> DIRECTIVE
Print all the entries verbatim.

● ● ● ● ●

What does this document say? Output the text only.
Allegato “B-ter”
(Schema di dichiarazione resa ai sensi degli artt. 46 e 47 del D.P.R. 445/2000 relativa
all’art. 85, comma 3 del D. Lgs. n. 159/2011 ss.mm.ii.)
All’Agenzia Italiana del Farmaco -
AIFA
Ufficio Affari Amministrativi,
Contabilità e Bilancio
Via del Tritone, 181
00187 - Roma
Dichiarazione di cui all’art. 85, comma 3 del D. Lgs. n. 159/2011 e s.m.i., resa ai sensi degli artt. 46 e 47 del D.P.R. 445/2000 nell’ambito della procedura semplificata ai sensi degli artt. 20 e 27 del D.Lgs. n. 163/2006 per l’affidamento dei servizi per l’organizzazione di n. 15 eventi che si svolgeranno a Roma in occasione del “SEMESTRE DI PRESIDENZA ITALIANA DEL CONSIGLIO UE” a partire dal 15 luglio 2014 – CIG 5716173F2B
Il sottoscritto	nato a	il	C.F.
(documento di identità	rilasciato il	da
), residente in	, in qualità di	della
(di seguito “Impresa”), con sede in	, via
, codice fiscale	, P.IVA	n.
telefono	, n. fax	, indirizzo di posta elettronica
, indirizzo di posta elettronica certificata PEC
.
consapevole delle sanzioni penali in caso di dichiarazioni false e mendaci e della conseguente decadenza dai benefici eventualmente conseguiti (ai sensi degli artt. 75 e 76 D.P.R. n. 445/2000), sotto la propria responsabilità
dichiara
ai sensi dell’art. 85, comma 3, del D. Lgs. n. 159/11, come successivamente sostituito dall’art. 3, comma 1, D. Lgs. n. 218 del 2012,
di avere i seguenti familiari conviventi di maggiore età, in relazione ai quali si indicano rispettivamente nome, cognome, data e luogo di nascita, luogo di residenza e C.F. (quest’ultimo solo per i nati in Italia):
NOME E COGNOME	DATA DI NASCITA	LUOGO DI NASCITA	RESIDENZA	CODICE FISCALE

● ● ● ● ●

> FULL RESPONSE
What does this document say? Output the text only.
Allegato “B-ter”
(Schema di dichiarazione resa ai sensi degli artt. 46 e 47 del D.P.R. 445/2000 relativa
all’art. 85, comma 3 del D. Lgs. n. 159/2011 ss.mm.ii.)
All’Agenzia Italiana del Farmaco -
AIFA
Ufficio Affari Amministrativi,
Contabilità e Bilancio
Via del Tritone, 181
00187 - Roma
Dichiarazione di cui all’art. 85, comma 3 del D. Lgs. n. 159/2011 e s.m.i., resa ai sensi degli artt. 46 e 47 del D.P.R. 445/2000 nell’ambito della procedura semplificata ai sensi degli artt. 20 e 27 del D.Lgs. n. 163/2006 per l’affidamento dei servizi per l’organizzazione di n. 15 eventi che si svolgeranno a Roma in occasione del “SEMESTRE DI PRESIDENZA ITALIANA DEL CONSIGLIO UE” a partire dal 15 luglio 2014 – CIG 5716173F2B
Il sottoscritto	nato a	il	C.F.
(documento di identità	rilasciato il	da
), residente in	, in qualità di	della
(di seguito “Impresa”), con sede in	, via
, codice fiscale	, P.IVA	n.
telefono	, n. fax	, indirizzo di posta elettronica
, indirizzo di posta elettronica certificata PEC
.
consapevole delle sanzioni penali in caso di dichiarazioni false e mendaci e della conseguente decadenza dai benefici eventualmente conseguiti (ai sensi degli artt. 75 e 76 D.P.R. n. 445/2000), sotto la propria responsabilità
dichiara
ai sensi dell’art. 85, comma 3, del D. Lgs. n. 159/11, come successivamente sostituito dall’art. 3, comma 1, D. Lgs. n. 218 del 2012,
di avere i seguenti familiari conviventi di maggiore età, in relazione ai quali si indicano rispettivamente nome, cognome, data e luogo di nascita, luogo di residenza e C.F. (quest’ultimo solo per i nati in Italia):
NOME E COGNOME	DATA DI NASCITA	LUOGO DI NASCITA	RESIDENZA	CODICE FISCALE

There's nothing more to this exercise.